SET PROBLEM: Every line of the material is to be repeated exactly as it stands.

★ ★ ★ ★ ★

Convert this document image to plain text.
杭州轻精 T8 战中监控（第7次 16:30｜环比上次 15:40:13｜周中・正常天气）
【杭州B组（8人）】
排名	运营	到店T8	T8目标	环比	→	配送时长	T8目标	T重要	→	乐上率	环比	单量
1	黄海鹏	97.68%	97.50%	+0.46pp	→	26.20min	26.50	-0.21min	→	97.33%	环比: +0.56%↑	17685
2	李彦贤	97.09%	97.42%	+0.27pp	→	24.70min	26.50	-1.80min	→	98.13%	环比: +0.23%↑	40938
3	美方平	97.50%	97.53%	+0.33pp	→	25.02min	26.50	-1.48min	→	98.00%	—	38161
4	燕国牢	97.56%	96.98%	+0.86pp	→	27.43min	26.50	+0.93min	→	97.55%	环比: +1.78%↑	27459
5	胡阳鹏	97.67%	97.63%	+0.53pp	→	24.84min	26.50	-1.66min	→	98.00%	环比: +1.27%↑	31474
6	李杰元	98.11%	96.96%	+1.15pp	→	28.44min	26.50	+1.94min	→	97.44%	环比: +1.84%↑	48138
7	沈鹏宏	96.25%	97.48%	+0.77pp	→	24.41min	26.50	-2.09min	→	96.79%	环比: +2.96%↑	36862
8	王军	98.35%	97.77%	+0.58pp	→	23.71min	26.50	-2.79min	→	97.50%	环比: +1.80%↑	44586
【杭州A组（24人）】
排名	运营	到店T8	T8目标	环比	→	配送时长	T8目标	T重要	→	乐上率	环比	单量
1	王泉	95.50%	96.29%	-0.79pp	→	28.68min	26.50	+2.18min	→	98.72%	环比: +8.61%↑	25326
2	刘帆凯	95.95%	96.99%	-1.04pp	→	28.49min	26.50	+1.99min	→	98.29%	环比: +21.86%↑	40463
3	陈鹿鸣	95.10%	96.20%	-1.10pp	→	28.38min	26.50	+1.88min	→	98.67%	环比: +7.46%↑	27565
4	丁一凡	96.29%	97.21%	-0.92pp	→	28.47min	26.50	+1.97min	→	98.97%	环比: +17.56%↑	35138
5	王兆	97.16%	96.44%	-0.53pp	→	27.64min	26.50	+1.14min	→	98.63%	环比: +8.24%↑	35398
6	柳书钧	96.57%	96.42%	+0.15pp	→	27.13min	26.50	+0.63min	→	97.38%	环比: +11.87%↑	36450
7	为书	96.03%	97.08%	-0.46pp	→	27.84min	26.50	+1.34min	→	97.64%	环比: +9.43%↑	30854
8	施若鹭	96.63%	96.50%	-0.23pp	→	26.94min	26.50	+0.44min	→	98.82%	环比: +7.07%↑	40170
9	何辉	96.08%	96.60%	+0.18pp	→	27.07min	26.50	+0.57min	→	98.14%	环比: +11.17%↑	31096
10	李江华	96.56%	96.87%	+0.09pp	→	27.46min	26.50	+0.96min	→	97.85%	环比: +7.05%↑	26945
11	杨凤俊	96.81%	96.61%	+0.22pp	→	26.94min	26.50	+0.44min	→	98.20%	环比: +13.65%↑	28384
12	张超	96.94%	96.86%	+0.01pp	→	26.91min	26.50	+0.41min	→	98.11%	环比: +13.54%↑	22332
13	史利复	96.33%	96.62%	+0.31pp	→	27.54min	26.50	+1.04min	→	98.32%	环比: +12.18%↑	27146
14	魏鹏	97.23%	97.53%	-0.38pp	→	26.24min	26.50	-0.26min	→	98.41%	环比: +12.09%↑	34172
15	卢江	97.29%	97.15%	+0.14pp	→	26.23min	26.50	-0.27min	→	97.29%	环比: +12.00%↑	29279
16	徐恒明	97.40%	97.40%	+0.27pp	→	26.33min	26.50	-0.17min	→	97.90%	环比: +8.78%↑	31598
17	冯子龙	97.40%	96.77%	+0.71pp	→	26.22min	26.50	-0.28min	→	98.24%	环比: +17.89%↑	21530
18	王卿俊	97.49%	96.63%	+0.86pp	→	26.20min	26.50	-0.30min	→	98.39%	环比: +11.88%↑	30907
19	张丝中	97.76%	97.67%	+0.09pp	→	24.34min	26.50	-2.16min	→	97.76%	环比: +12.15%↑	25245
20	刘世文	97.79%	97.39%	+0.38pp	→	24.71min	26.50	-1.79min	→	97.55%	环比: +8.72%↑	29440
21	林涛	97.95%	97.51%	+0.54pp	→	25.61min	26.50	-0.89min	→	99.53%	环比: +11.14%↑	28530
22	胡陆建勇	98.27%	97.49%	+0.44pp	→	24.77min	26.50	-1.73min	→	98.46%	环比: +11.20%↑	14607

★ ★ ★ ★ ★

ANSWER TO THE PROBLEM:
Convert this document image to plain text.
杭州轻精 T8 战中监控（第7次 16:30｜环比上次 15:40:13｜周中・正常天气）
【杭州B组（8人）】
排名	运营	到店T8	T8目标	环比	→	配送时长	T8目标	T重要	→	乐上率	环比	单量
1	黄海鹏	97.68%	97.50%	+0.46pp	→	26.20min	26.50	-0.21min	→	97.33%	环比: +0.56%↑	17685
2	李彦贤	97.09%	97.42%	+0.27pp	→	24.70min	26.50	-1.80min	→	98.13%	环比: +0.23%↑	40938
3	美方平	97.50%	97.53%	+0.33pp	→	25.02min	26.50	-1.48min	→	98.00%	—	38161
4	燕国牢	97.56%	96.98%	+0.86pp	→	27.43min	26.50	+0.93min	→	97.55%	环比: +1.78%↑	27459
5	胡阳鹏	97.67%	97.63%	+0.53pp	→	24.84min	26.50	-1.66min	→	98.00%	环比: +1.27%↑	31474
6	李杰元	98.11%	96.96%	+1.15pp	→	28.44min	26.50	+1.94min	→	97.44%	环比: +1.84%↑	48138
7	沈鹏宏	96.25%	97.48%	+0.77pp	→	24.41min	26.50	-2.09min	→	96.79%	环比: +2.96%↑	36862
8	王军	98.35%	97.77%	+0.58pp	→	23.71min	26.50	-2.79min	→	97.50%	环比: +1.80%↑	44586
【杭州A组（24人）】
排名	运营	到店T8	T8目标	环比	→	配送时长	T8目标	T重要	→	乐上率	环比	单量
1	王泉	95.50%	96.29%	-0.79pp	→	28.68min	26.50	+2.18min	→	98.72%	环比: +8.61%↑	25326
2	刘帆凯	95.95%	96.99%	-1.04pp	→	28.49min	26.50	+1.99min	→	98.29%	环比: +21.86%↑	40463
3	陈鹿鸣	95.10%	96.20%	-1.10pp	→	28.38min	26.50	+1.88min	→	98.67%	环比: +7.46%↑	27565
4	丁一凡	96.29%	97.21%	-0.92pp	→	28.47min	26.50	+1.97min	→	98.97%	环比: +17.56%↑	35138
5	王兆	97.16%	96.44%	-0.53pp	→	27.64min	26.50	+1.14min	→	98.63%	环比: +8.24%↑	35398
6	柳书钧	96.57%	96.42%	+0.15pp	→	27.13min	26.50	+0.63min	→	97.38%	环比: +11.87%↑	36450
7	为书	96.03%	97.08%	-0.46pp	→	27.84min	26.50	+1.34min	→	97.64%	环比: +9.43%↑	30854
8	施若鹭	96.63%	96.50%	-0.23pp	→	26.94min	26.50	+0.44min	→	98.82%	环比: +7.07%↑	40170
9	何辉	96.08%	96.60%	+0.18pp	→	27.07min	26.50	+0.57min	→	98.14%	环比: +11.17%↑	31096
10	李江华	96.56%	96.87%	+0.09pp	→	27.46min	26.50	+0.96min	→	97.85%	环比: +7.05%↑	26945
11	杨凤俊	96.81%	96.61%	+0.22pp	→	26.94min	26.50	+0.44min	→	98.20%	环比: +13.65%↑	28384
12	张超	96.94%	96.86%	+0.01pp	→	26.91min	26.50	+0.41min	→	98.11%	环比: +13.54%↑	22332
13	史利复	96.33%	96.62%	+0.31pp	→	27.54min	26.50	+1.04min	→	98.32%	环比: +12.18%↑	27146
14	魏鹏	97.23%	97.53%	-0.38pp	→	26.24min	26.50	-0.26min	→	98.41%	环比: +12.09%↑	34172
15	卢江	97.29%	97.15%	+0.14pp	→	26.23min	26.50	-0.27min	→	97.29%	环比: +12.00%↑	29279
16	徐恒明	97.40%	97.40%	+0.27pp	→	26.33min	26.50	-0.17min	→	97.90%	环比: +8.78%↑	31598
17	冯子龙	97.40%	96.77%	+0.71pp	→	26.22min	26.50	-0.28min	→	98.24%	环比: +17.89%↑	21530
18	王卿俊	97.49%	96.63%	+0.86pp	→	26.20min	26.50	-0.30min	→	98.39%	环比: +11.88%↑	30907
19	张丝中	97.76%	97.67%	+0.09pp	→	24.34min	26.50	-2.16min	→	97.76%	环比: +12.15%↑	25245
20	刘世文	97.79%	97.39%	+0.38pp	→	24.71min	26.50	-1.79min	→	97.55%	环比: +8.72%↑	29440
21	林涛	97.95%	97.51%	+0.54pp	→	25.61min	26.50	-0.89min	→	99.53%	环比: +11.14%↑	28530
22	胡陆建勇	98.27%	97.49%	+0.44pp	→	24.77min	26.50	-1.73min	→	98.46%	环比: +11.20%↑	14607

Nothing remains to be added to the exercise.